[Records about charts and figures]
──────

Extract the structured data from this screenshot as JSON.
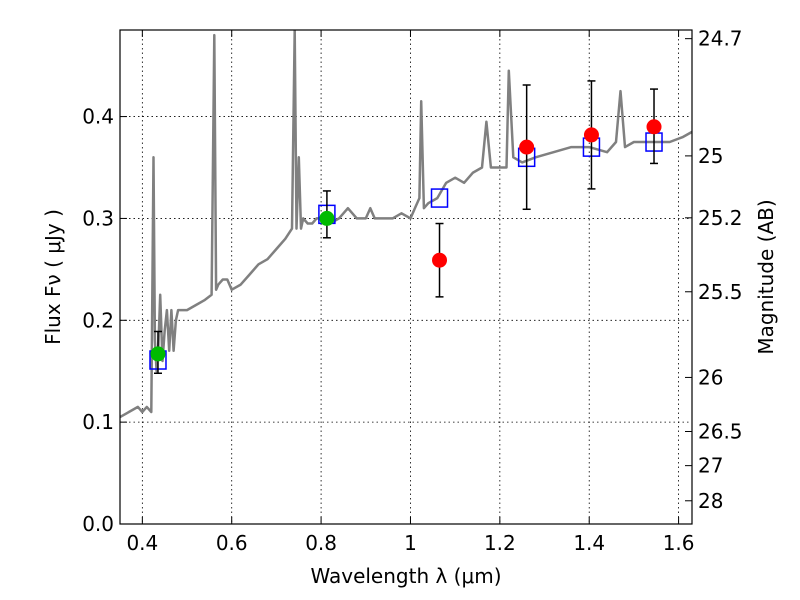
{
  "chart_data": {
    "type": "scatter",
    "xlabel": "Wavelength  λ (μm)",
    "ylabel": "Flux  Fν ( μJy )",
    "ylabel_right": "Magnitude (AB)",
    "xlim": [
      0.35,
      1.63
    ],
    "ylim": [
      0.0,
      0.485
    ],
    "grid": true,
    "x_ticks": [
      0.4,
      0.6,
      0.8,
      1.0,
      1.2,
      1.4,
      1.6
    ],
    "x_tick_labels": [
      "0.4",
      "0.6",
      "0.8",
      "1",
      "1.2",
      "1.4",
      "1.6"
    ],
    "y_ticks": [
      0.0,
      0.1,
      0.2,
      0.3,
      0.4
    ],
    "y_tick_labels": [
      "0.0",
      "0.1",
      "0.2",
      "0.3",
      "0.4"
    ],
    "right_ticks": [
      {
        "label": "24.7",
        "flux": 0.4765
      },
      {
        "label": "25",
        "flux": 0.3614
      },
      {
        "label": "25.2",
        "flux": 0.3006
      },
      {
        "label": "25.5",
        "flux": 0.228
      },
      {
        "label": "26",
        "flux": 0.1439
      },
      {
        "label": "26.5",
        "flux": 0.0908
      },
      {
        "label": "27",
        "flux": 0.0573
      },
      {
        "label": "28",
        "flux": 0.0228
      }
    ],
    "series": [
      {
        "kind": "line",
        "color": "#808080",
        "x": [
          0.35,
          0.37,
          0.39,
          0.4,
          0.41,
          0.42,
          0.425,
          0.428,
          0.432,
          0.436,
          0.44,
          0.445,
          0.45,
          0.455,
          0.46,
          0.465,
          0.47,
          0.475,
          0.48,
          0.49,
          0.5,
          0.52,
          0.54,
          0.555,
          0.561,
          0.565,
          0.57,
          0.58,
          0.59,
          0.6,
          0.62,
          0.64,
          0.66,
          0.68,
          0.7,
          0.72,
          0.735,
          0.741,
          0.745,
          0.75,
          0.755,
          0.76,
          0.77,
          0.78,
          0.79,
          0.8,
          0.82,
          0.84,
          0.86,
          0.88,
          0.9,
          0.91,
          0.92,
          0.94,
          0.96,
          0.98,
          1.0,
          1.01,
          1.02,
          1.024,
          1.03,
          1.04,
          1.06,
          1.08,
          1.1,
          1.12,
          1.14,
          1.16,
          1.17,
          1.18,
          1.2,
          1.215,
          1.22,
          1.23,
          1.25,
          1.28,
          1.32,
          1.36,
          1.4,
          1.44,
          1.46,
          1.47,
          1.48,
          1.5,
          1.55,
          1.58,
          1.61,
          1.63
        ],
        "y": [
          0.105,
          0.11,
          0.115,
          0.11,
          0.115,
          0.11,
          0.36,
          0.18,
          0.15,
          0.175,
          0.225,
          0.16,
          0.19,
          0.21,
          0.17,
          0.21,
          0.17,
          0.2,
          0.21,
          0.21,
          0.21,
          0.215,
          0.22,
          0.225,
          0.48,
          0.23,
          0.235,
          0.24,
          0.24,
          0.23,
          0.235,
          0.245,
          0.255,
          0.26,
          0.27,
          0.28,
          0.29,
          0.485,
          0.29,
          0.36,
          0.29,
          0.3,
          0.295,
          0.295,
          0.3,
          0.3,
          0.295,
          0.3,
          0.31,
          0.3,
          0.3,
          0.31,
          0.3,
          0.3,
          0.3,
          0.305,
          0.3,
          0.31,
          0.32,
          0.415,
          0.31,
          0.315,
          0.32,
          0.335,
          0.34,
          0.335,
          0.345,
          0.35,
          0.395,
          0.35,
          0.35,
          0.35,
          0.445,
          0.36,
          0.355,
          0.36,
          0.365,
          0.37,
          0.37,
          0.365,
          0.375,
          0.425,
          0.37,
          0.375,
          0.375,
          0.375,
          0.38,
          0.385
        ]
      },
      {
        "kind": "errorbar",
        "color": "#ff0000",
        "marker": "circle",
        "x": [
          1.065,
          1.26,
          1.405,
          1.545
        ],
        "y": [
          0.259,
          0.37,
          0.382,
          0.39
        ],
        "yerr_low": [
          0.036,
          0.061,
          0.053,
          0.036
        ],
        "yerr_high": [
          0.036,
          0.061,
          0.053,
          0.037
        ]
      },
      {
        "kind": "errorbar",
        "color": "#00bb00",
        "marker": "circle",
        "x": [
          0.435,
          0.813
        ],
        "y": [
          0.167,
          0.3
        ],
        "yerr_low": [
          0.019,
          0.019
        ],
        "yerr_high": [
          0.022,
          0.027
        ]
      },
      {
        "kind": "scatter",
        "color": "#0000ff",
        "marker": "open-square",
        "x": [
          0.435,
          0.813,
          1.065,
          1.26,
          1.405,
          1.545
        ],
        "y": [
          0.161,
          0.304,
          0.32,
          0.36,
          0.37,
          0.375
        ]
      }
    ]
  }
}
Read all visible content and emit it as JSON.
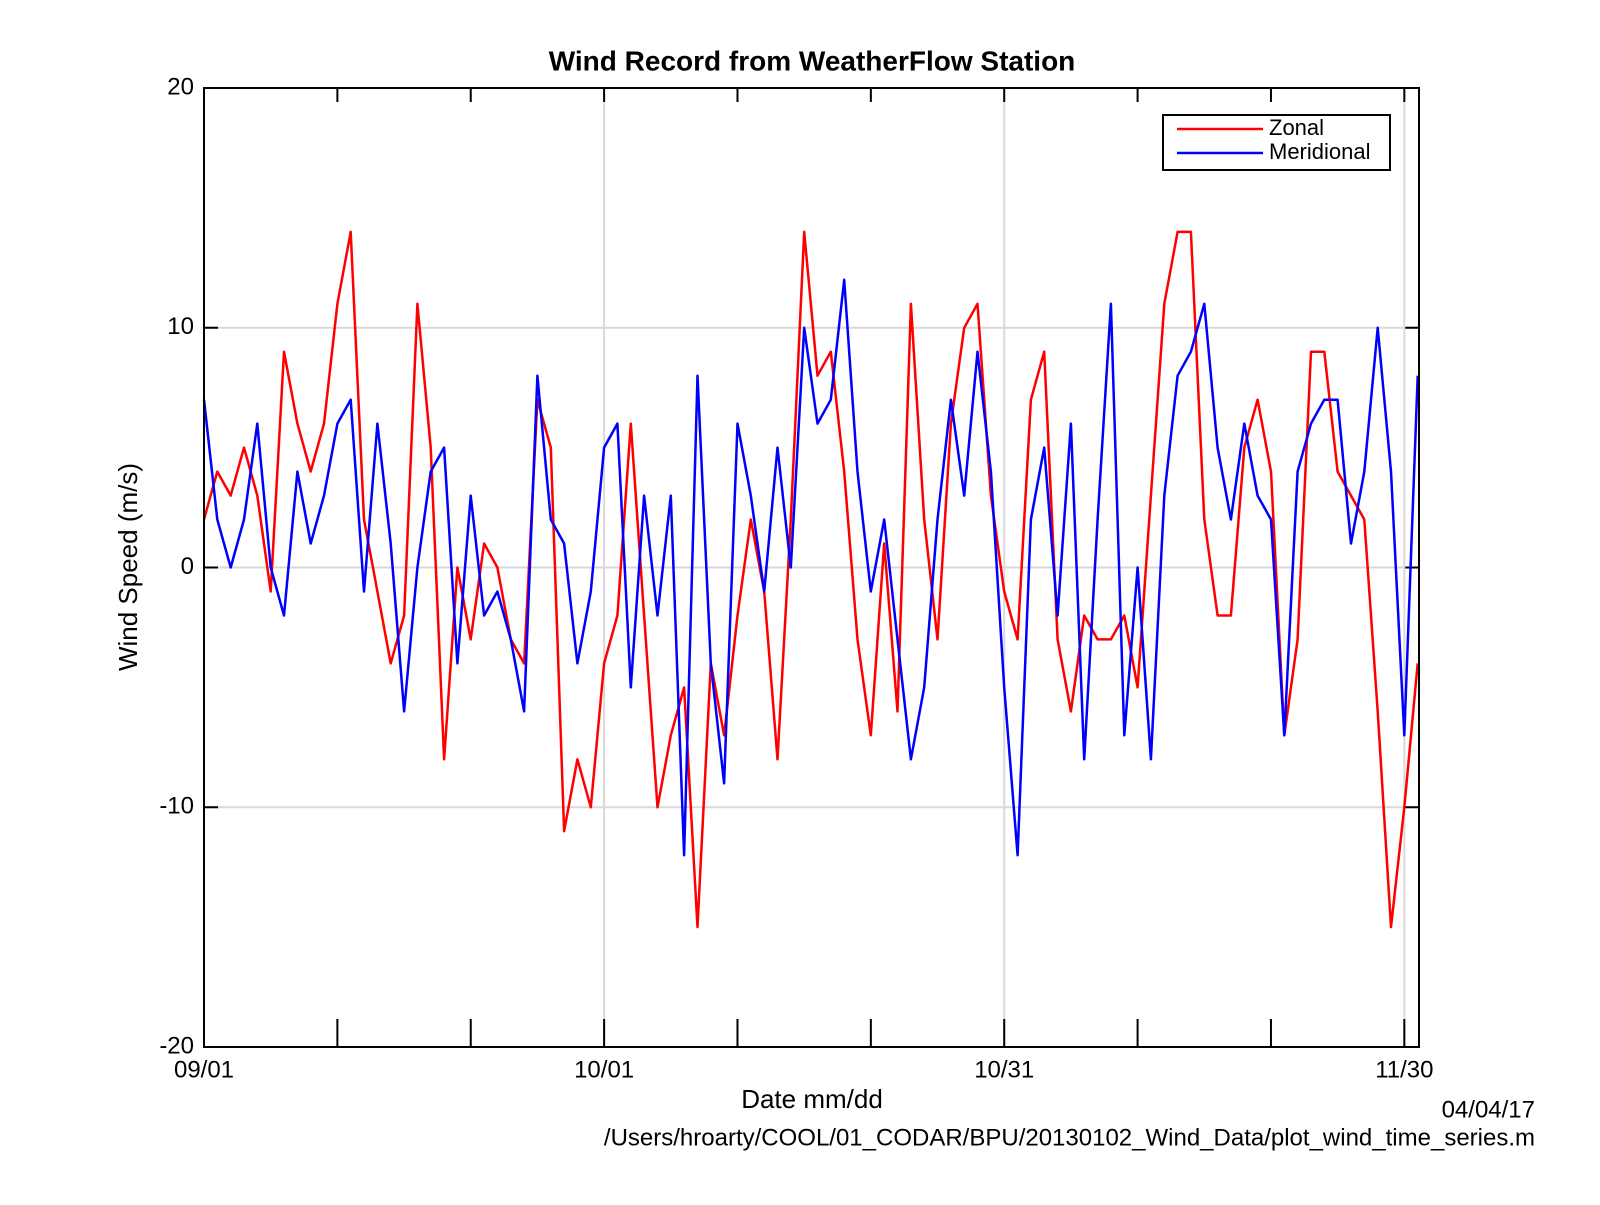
{
  "chart_data": {
    "type": "line",
    "title": "Wind Record from WeatherFlow Station",
    "x_label": "Date mm/dd",
    "y_label": "Wind Speed (m/s)",
    "footer_date": "04/04/17",
    "footer_path": "/Users/hroarty/COOL/01_CODAR/BPU/20130102_Wind_Data/plot_wind_time_series.m",
    "x": [
      0,
      1,
      2,
      3,
      4,
      5,
      6,
      7,
      8,
      9,
      10,
      11,
      12,
      13,
      14,
      15,
      16,
      17,
      18,
      19,
      20,
      21,
      22,
      23,
      24,
      25,
      26,
      27,
      28,
      29,
      30,
      31,
      32,
      33,
      34,
      35,
      36,
      37,
      38,
      39,
      40,
      41,
      42,
      43,
      44,
      45,
      46,
      47,
      48,
      49,
      50,
      51,
      52,
      53,
      54,
      55,
      56,
      57,
      58,
      59,
      60,
      61,
      62,
      63,
      64,
      65,
      66,
      67,
      68,
      69,
      70,
      71,
      72,
      73,
      74,
      75,
      76,
      77,
      78,
      79,
      80,
      81,
      82,
      83,
      84,
      85,
      86,
      87,
      88,
      89,
      90,
      91
    ],
    "xlim": [
      0,
      91.1
    ],
    "xticks": [
      {
        "value": 0,
        "label": "09/01"
      },
      {
        "value": 30,
        "label": "10/01"
      },
      {
        "value": 60,
        "label": "10/31"
      },
      {
        "value": 90,
        "label": "11/30"
      }
    ],
    "xminorticks": [
      10,
      20,
      40,
      50,
      70,
      80
    ],
    "ylim": [
      -20,
      20
    ],
    "yticks": [
      -20,
      -10,
      0,
      10,
      20
    ],
    "grid": true,
    "legend": "upper right",
    "series": [
      {
        "name": "Zonal",
        "color": "#ff0000",
        "values": [
          2,
          4,
          3,
          5,
          3,
          -1,
          9,
          6,
          4,
          6,
          11,
          14,
          2,
          -1,
          -4,
          -2,
          11,
          5,
          -8,
          0,
          -3,
          1,
          0,
          -3,
          -4,
          7,
          5,
          -11,
          -8,
          -10,
          -4,
          -2,
          6,
          -2,
          -10,
          -7,
          -5,
          -15,
          -4,
          -7,
          -2,
          2,
          -1,
          -8,
          2,
          14,
          8,
          9,
          4,
          -3,
          -7,
          1,
          -6,
          11,
          2,
          -3,
          6,
          10,
          11,
          3,
          -1,
          -3,
          7,
          9,
          -3,
          -6,
          -2,
          -3,
          -3,
          -2,
          -5,
          3,
          11,
          14,
          14,
          2,
          -2,
          -2,
          5,
          7,
          4,
          -7,
          -3,
          9,
          9,
          4,
          3,
          2,
          -6,
          -15,
          -10,
          -4
        ]
      },
      {
        "name": "Meridional",
        "color": "#0000ff",
        "values": [
          7,
          2,
          0,
          2,
          6,
          0,
          -2,
          4,
          1,
          3,
          6,
          7,
          -1,
          6,
          1,
          -6,
          0,
          4,
          5,
          -4,
          3,
          -2,
          -1,
          -3,
          -6,
          8,
          2,
          1,
          -4,
          -1,
          5,
          6,
          -5,
          3,
          -2,
          3,
          -12,
          8,
          -4,
          -9,
          6,
          3,
          -1,
          5,
          0,
          10,
          6,
          7,
          12,
          4,
          -1,
          2,
          -3,
          -8,
          -5,
          2,
          7,
          3,
          9,
          4,
          -5,
          -12,
          2,
          5,
          -2,
          6,
          -8,
          2,
          11,
          -7,
          0,
          -8,
          3,
          8,
          9,
          11,
          5,
          2,
          6,
          3,
          2,
          -7,
          4,
          6,
          7,
          7,
          1,
          4,
          10,
          4,
          -7,
          8
        ]
      }
    ]
  }
}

──────

=== Set task ===
Copy every line in the records above that contains the word "JSON".

=== Response for this exercise ===
Extract the structured data from this screenshot as JSON.
Read all visible content and emit it as JSON.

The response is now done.